Records from a data collection:
════════
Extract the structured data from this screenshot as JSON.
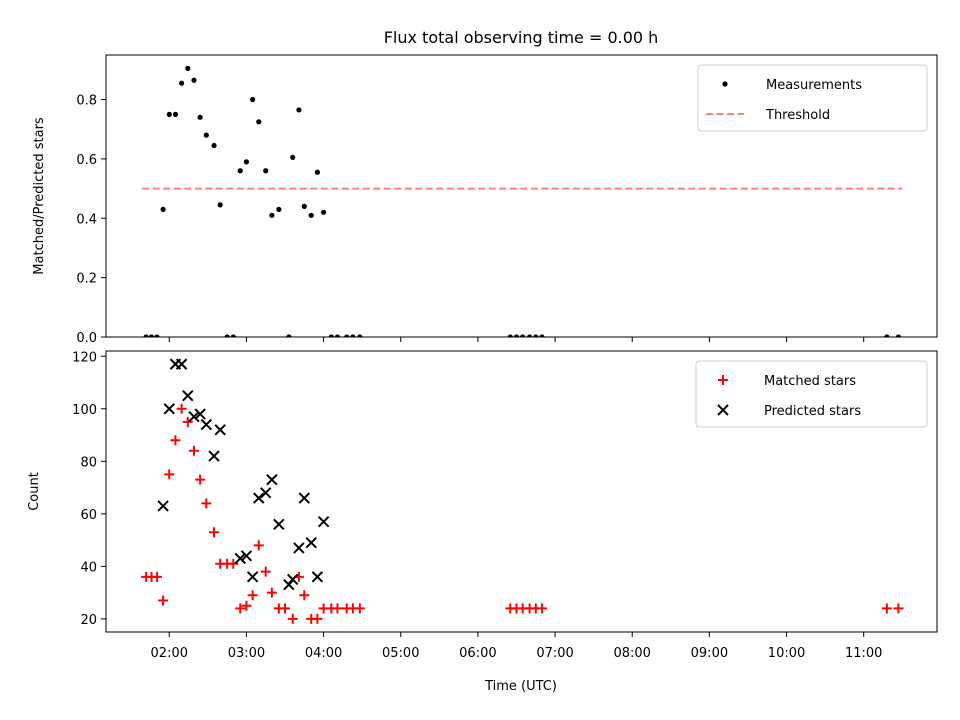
{
  "chart_data": {
    "type": "scatter",
    "title": "Flux total observing time = 0.00 h",
    "xlabel": "Time (UTC)",
    "x_unit": "hours since 00:00 UTC",
    "xlim": [
      1.18,
      11.95
    ],
    "x_ticks": [
      2,
      3,
      4,
      5,
      6,
      7,
      8,
      9,
      10,
      11
    ],
    "x_tick_labels": [
      "02:00",
      "03:00",
      "04:00",
      "05:00",
      "06:00",
      "07:00",
      "08:00",
      "09:00",
      "10:00",
      "11:00"
    ],
    "panels": [
      {
        "ylabel": "Matched/Predicted stars",
        "ylim": [
          0,
          0.95
        ],
        "y_ticks": [
          0,
          0.2,
          0.4,
          0.6,
          0.8
        ],
        "y_tick_labels": [
          "0.0",
          "0.2",
          "0.4",
          "0.6",
          "0.8"
        ],
        "legend": {
          "position": "top-right",
          "entries": [
            "Measurements",
            "Threshold"
          ]
        },
        "series": [
          {
            "name": "Measurements",
            "marker": "dot",
            "color": "#000000",
            "x": [
              1.7,
              1.77,
              1.84,
              1.92,
              2.0,
              2.08,
              2.16,
              2.24,
              2.32,
              2.4,
              2.48,
              2.58,
              2.66,
              2.75,
              2.83,
              2.92,
              3.0,
              3.08,
              3.16,
              3.25,
              3.33,
              3.42,
              3.55,
              3.6,
              3.68,
              3.75,
              3.84,
              3.92,
              4.0,
              4.1,
              4.18,
              4.3,
              4.38,
              4.47,
              6.42,
              6.5,
              6.58,
              6.67,
              6.75,
              6.83,
              11.3,
              11.45
            ],
            "y": [
              0,
              0,
              0,
              0.43,
              0.75,
              0.75,
              0.855,
              0.905,
              0.865,
              0.74,
              0.68,
              0.645,
              0.445,
              0,
              0,
              0.56,
              0.59,
              0.8,
              0.725,
              0.56,
              0.41,
              0.43,
              0,
              0.605,
              0.765,
              0.44,
              0.41,
              0.555,
              0.42,
              0,
              0,
              0,
              0,
              0,
              0,
              0,
              0,
              0,
              0,
              0,
              0,
              0
            ]
          },
          {
            "name": "Threshold",
            "marker": "dashed-line",
            "color": "#ff7f7f",
            "x": [
              1.65,
              11.5
            ],
            "y": [
              0.5,
              0.5
            ]
          }
        ]
      },
      {
        "ylabel": "Count",
        "ylim": [
          15,
          122
        ],
        "y_ticks": [
          20,
          40,
          60,
          80,
          100,
          120
        ],
        "y_tick_labels": [
          "20",
          "40",
          "60",
          "80",
          "100",
          "120"
        ],
        "legend": {
          "position": "top-right",
          "entries": [
            "Matched stars",
            "Predicted stars"
          ]
        },
        "series": [
          {
            "name": "Matched stars",
            "marker": "plus",
            "color": "#ff0000",
            "x": [
              1.7,
              1.77,
              1.84,
              1.92,
              2.0,
              2.08,
              2.16,
              2.24,
              2.32,
              2.4,
              2.48,
              2.58,
              2.66,
              2.75,
              2.83,
              2.92,
              3.0,
              3.08,
              3.16,
              3.25,
              3.33,
              3.42,
              3.5,
              3.6,
              3.68,
              3.75,
              3.84,
              3.92,
              4.0,
              4.1,
              4.18,
              4.3,
              4.38,
              4.47,
              6.42,
              6.5,
              6.58,
              6.67,
              6.75,
              6.83,
              11.3,
              11.45
            ],
            "y": [
              36,
              36,
              36,
              27,
              75,
              88,
              100,
              95,
              84,
              73,
              64,
              53,
              41,
              41,
              41,
              24,
              25,
              29,
              48,
              38,
              30,
              24,
              24,
              20,
              36,
              29,
              20,
              20,
              24,
              24,
              24,
              24,
              24,
              24,
              24,
              24,
              24,
              24,
              24,
              24,
              24,
              24
            ]
          },
          {
            "name": "Predicted stars",
            "marker": "x",
            "color": "#000000",
            "x": [
              1.92,
              2.0,
              2.08,
              2.16,
              2.24,
              2.32,
              2.4,
              2.48,
              2.58,
              2.66,
              2.92,
              3.0,
              3.08,
              3.16,
              3.25,
              3.33,
              3.42,
              3.55,
              3.6,
              3.68,
              3.75,
              3.84,
              3.92,
              4.0
            ],
            "y": [
              63,
              100,
              117,
              117,
              105,
              97,
              98,
              94,
              82,
              92,
              43,
              44,
              36,
              66,
              68,
              73,
              56,
              33,
              35,
              47,
              66,
              49,
              36,
              57
            ]
          }
        ]
      }
    ]
  }
}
════════
• [STATED EXERCISE]
Restate the whole listing above exactly, please, omitting every image.

• [RESULT FOR THIS EXERCISE]
Extract the structured data from this screenshot as JSON.
{
  "chart_data": {
    "type": "scatter",
    "title": "Flux total observing time = 0.00 h",
    "xlabel": "Time (UTC)",
    "x_unit": "hours since 00:00 UTC",
    "xlim": [
      1.18,
      11.95
    ],
    "x_ticks": [
      2,
      3,
      4,
      5,
      6,
      7,
      8,
      9,
      10,
      11
    ],
    "x_tick_labels": [
      "02:00",
      "03:00",
      "04:00",
      "05:00",
      "06:00",
      "07:00",
      "08:00",
      "09:00",
      "10:00",
      "11:00"
    ],
    "panels": [
      {
        "ylabel": "Matched/Predicted stars",
        "ylim": [
          0,
          0.95
        ],
        "y_ticks": [
          0,
          0.2,
          0.4,
          0.6,
          0.8
        ],
        "y_tick_labels": [
          "0.0",
          "0.2",
          "0.4",
          "0.6",
          "0.8"
        ],
        "legend": {
          "position": "top-right",
          "entries": [
            "Measurements",
            "Threshold"
          ]
        },
        "series": [
          {
            "name": "Measurements",
            "marker": "dot",
            "color": "#000000",
            "x": [
              1.7,
              1.77,
              1.84,
              1.92,
              2.0,
              2.08,
              2.16,
              2.24,
              2.32,
              2.4,
              2.48,
              2.58,
              2.66,
              2.75,
              2.83,
              2.92,
              3.0,
              3.08,
              3.16,
              3.25,
              3.33,
              3.42,
              3.55,
              3.6,
              3.68,
              3.75,
              3.84,
              3.92,
              4.0,
              4.1,
              4.18,
              4.3,
              4.38,
              4.47,
              6.42,
              6.5,
              6.58,
              6.67,
              6.75,
              6.83,
              11.3,
              11.45
            ],
            "y": [
              0,
              0,
              0,
              0.43,
              0.75,
              0.75,
              0.855,
              0.905,
              0.865,
              0.74,
              0.68,
              0.645,
              0.445,
              0,
              0,
              0.56,
              0.59,
              0.8,
              0.725,
              0.56,
              0.41,
              0.43,
              0,
              0.605,
              0.765,
              0.44,
              0.41,
              0.555,
              0.42,
              0,
              0,
              0,
              0,
              0,
              0,
              0,
              0,
              0,
              0,
              0,
              0,
              0
            ]
          },
          {
            "name": "Threshold",
            "marker": "dashed-line",
            "color": "#ff7f7f",
            "x": [
              1.65,
              11.5
            ],
            "y": [
              0.5,
              0.5
            ]
          }
        ]
      },
      {
        "ylabel": "Count",
        "ylim": [
          15,
          122
        ],
        "y_ticks": [
          20,
          40,
          60,
          80,
          100,
          120
        ],
        "y_tick_labels": [
          "20",
          "40",
          "60",
          "80",
          "100",
          "120"
        ],
        "legend": {
          "position": "top-right",
          "entries": [
            "Matched stars",
            "Predicted stars"
          ]
        },
        "series": [
          {
            "name": "Matched stars",
            "marker": "plus",
            "color": "#ff0000",
            "x": [
              1.7,
              1.77,
              1.84,
              1.92,
              2.0,
              2.08,
              2.16,
              2.24,
              2.32,
              2.4,
              2.48,
              2.58,
              2.66,
              2.75,
              2.83,
              2.92,
              3.0,
              3.08,
              3.16,
              3.25,
              3.33,
              3.42,
              3.5,
              3.6,
              3.68,
              3.75,
              3.84,
              3.92,
              4.0,
              4.1,
              4.18,
              4.3,
              4.38,
              4.47,
              6.42,
              6.5,
              6.58,
              6.67,
              6.75,
              6.83,
              11.3,
              11.45
            ],
            "y": [
              36,
              36,
              36,
              27,
              75,
              88,
              100,
              95,
              84,
              73,
              64,
              53,
              41,
              41,
              41,
              24,
              25,
              29,
              48,
              38,
              30,
              24,
              24,
              20,
              36,
              29,
              20,
              20,
              24,
              24,
              24,
              24,
              24,
              24,
              24,
              24,
              24,
              24,
              24,
              24,
              24,
              24
            ]
          },
          {
            "name": "Predicted stars",
            "marker": "x",
            "color": "#000000",
            "x": [
              1.92,
              2.0,
              2.08,
              2.16,
              2.24,
              2.32,
              2.4,
              2.48,
              2.58,
              2.66,
              2.92,
              3.0,
              3.08,
              3.16,
              3.25,
              3.33,
              3.42,
              3.55,
              3.6,
              3.68,
              3.75,
              3.84,
              3.92,
              4.0
            ],
            "y": [
              63,
              100,
              117,
              117,
              105,
              97,
              98,
              94,
              82,
              92,
              43,
              44,
              36,
              66,
              68,
              73,
              56,
              33,
              35,
              47,
              66,
              49,
              36,
              57
            ]
          }
        ]
      }
    ]
  }
}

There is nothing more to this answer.